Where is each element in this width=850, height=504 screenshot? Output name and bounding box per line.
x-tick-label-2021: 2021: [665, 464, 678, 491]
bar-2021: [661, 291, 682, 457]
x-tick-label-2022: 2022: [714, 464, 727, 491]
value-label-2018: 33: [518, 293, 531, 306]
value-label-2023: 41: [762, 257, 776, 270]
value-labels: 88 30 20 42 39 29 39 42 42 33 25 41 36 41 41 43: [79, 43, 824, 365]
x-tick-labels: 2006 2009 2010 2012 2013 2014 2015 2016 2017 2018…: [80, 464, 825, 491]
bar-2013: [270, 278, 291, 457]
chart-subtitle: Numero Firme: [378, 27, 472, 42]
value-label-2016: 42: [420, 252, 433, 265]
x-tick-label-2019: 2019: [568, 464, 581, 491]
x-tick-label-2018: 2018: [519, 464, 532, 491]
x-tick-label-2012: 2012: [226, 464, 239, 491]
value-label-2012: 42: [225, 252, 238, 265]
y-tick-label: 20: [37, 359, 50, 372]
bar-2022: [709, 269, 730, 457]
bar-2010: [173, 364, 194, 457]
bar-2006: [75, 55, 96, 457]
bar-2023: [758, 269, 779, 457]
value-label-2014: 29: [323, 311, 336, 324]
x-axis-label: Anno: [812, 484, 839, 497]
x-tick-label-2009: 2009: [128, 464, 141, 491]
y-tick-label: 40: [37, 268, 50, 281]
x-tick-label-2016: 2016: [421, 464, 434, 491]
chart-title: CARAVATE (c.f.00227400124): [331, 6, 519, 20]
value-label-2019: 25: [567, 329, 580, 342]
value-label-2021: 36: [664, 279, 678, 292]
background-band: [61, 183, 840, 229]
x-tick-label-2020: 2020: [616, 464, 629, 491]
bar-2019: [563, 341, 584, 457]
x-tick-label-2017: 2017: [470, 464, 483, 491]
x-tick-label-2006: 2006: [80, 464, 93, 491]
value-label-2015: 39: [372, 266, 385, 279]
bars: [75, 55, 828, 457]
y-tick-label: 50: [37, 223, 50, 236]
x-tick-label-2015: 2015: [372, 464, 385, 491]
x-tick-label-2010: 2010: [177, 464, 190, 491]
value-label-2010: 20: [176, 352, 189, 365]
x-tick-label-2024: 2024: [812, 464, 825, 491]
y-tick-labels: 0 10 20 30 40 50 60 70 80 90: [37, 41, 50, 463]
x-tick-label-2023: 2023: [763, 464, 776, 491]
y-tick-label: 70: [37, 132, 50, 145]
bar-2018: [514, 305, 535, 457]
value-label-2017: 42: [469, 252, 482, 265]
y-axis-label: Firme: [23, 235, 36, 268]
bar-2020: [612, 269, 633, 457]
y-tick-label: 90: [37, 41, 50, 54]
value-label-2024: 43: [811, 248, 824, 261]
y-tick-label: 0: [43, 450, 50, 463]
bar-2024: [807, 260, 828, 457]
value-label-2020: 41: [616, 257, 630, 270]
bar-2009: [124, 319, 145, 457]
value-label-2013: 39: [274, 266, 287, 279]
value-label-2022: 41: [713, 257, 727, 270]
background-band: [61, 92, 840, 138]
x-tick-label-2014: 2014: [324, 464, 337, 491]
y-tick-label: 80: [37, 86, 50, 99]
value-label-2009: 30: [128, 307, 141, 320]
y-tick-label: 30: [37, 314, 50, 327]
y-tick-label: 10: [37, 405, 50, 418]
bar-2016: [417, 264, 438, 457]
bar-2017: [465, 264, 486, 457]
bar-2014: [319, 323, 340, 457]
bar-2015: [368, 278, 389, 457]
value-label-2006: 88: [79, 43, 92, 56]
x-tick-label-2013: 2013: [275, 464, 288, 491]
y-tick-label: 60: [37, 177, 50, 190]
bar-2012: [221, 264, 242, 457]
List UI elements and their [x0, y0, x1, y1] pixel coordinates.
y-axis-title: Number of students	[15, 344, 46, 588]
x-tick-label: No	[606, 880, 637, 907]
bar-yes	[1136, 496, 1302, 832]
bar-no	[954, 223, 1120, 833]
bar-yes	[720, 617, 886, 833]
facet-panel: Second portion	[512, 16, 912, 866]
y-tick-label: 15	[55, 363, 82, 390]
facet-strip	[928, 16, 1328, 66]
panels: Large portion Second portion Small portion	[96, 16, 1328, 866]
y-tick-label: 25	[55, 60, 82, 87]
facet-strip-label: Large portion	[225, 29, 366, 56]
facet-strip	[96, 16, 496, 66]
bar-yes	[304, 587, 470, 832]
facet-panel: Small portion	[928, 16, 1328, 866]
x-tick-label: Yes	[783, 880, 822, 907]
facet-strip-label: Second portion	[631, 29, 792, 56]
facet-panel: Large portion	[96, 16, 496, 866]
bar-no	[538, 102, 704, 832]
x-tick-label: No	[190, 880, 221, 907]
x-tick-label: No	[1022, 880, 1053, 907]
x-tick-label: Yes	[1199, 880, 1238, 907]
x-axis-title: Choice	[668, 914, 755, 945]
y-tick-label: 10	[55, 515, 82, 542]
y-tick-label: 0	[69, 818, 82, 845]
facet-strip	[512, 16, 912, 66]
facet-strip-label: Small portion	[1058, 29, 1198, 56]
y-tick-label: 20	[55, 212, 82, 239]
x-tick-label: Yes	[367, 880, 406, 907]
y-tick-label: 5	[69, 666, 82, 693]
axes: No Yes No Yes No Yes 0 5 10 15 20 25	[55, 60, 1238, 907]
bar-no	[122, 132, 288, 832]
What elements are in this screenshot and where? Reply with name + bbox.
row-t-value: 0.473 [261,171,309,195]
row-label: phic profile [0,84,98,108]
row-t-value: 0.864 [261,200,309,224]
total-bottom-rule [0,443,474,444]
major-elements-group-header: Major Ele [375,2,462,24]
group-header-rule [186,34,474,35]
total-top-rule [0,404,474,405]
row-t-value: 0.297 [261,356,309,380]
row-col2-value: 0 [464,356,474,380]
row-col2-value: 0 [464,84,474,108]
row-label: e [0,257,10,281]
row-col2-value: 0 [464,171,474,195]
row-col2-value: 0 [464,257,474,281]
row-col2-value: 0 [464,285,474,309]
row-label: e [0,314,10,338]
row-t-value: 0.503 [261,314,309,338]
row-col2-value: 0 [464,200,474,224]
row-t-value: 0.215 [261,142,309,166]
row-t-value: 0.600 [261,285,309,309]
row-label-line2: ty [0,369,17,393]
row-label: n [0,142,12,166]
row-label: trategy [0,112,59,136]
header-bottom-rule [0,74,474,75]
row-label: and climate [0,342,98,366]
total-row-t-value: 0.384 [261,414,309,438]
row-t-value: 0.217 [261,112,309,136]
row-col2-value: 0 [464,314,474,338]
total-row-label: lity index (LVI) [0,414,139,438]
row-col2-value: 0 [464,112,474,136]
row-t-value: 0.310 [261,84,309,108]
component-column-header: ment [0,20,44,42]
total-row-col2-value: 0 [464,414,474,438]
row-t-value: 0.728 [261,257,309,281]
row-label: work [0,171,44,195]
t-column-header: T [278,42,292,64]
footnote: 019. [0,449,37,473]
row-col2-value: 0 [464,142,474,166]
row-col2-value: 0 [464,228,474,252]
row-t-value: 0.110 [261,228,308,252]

TASK –
Reproduce the data word for word from its first line through the line containing "bar-2010: [173, 364, 194, 457]", including that line.

SOLUTION TO THIS PROBLEM –
Where is each element in this width=850, height=504 screenshot? Output name and bounding box per line.
x-tick-label-2021: 2021: [665, 464, 678, 491]
bar-2021: [661, 291, 682, 457]
x-tick-label-2022: 2022: [714, 464, 727, 491]
value-label-2018: 33: [518, 293, 531, 306]
value-label-2023: 41: [762, 257, 776, 270]
value-labels: 88 30 20 42 39 29 39 42 42 33 25 41 36 41 41 43: [79, 43, 824, 365]
x-tick-labels: 2006 2009 2010 2012 2013 2014 2015 2016 2017 2018…: [80, 464, 825, 491]
bar-2013: [270, 278, 291, 457]
chart-subtitle: Numero Firme: [378, 27, 472, 42]
value-label-2016: 42: [420, 252, 433, 265]
x-tick-label-2019: 2019: [568, 464, 581, 491]
x-tick-label-2018: 2018: [519, 464, 532, 491]
x-tick-label-2012: 2012: [226, 464, 239, 491]
value-label-2012: 42: [225, 252, 238, 265]
y-tick-label: 20: [37, 359, 50, 372]
bar-2022: [709, 269, 730, 457]
bar-2010: [173, 364, 194, 457]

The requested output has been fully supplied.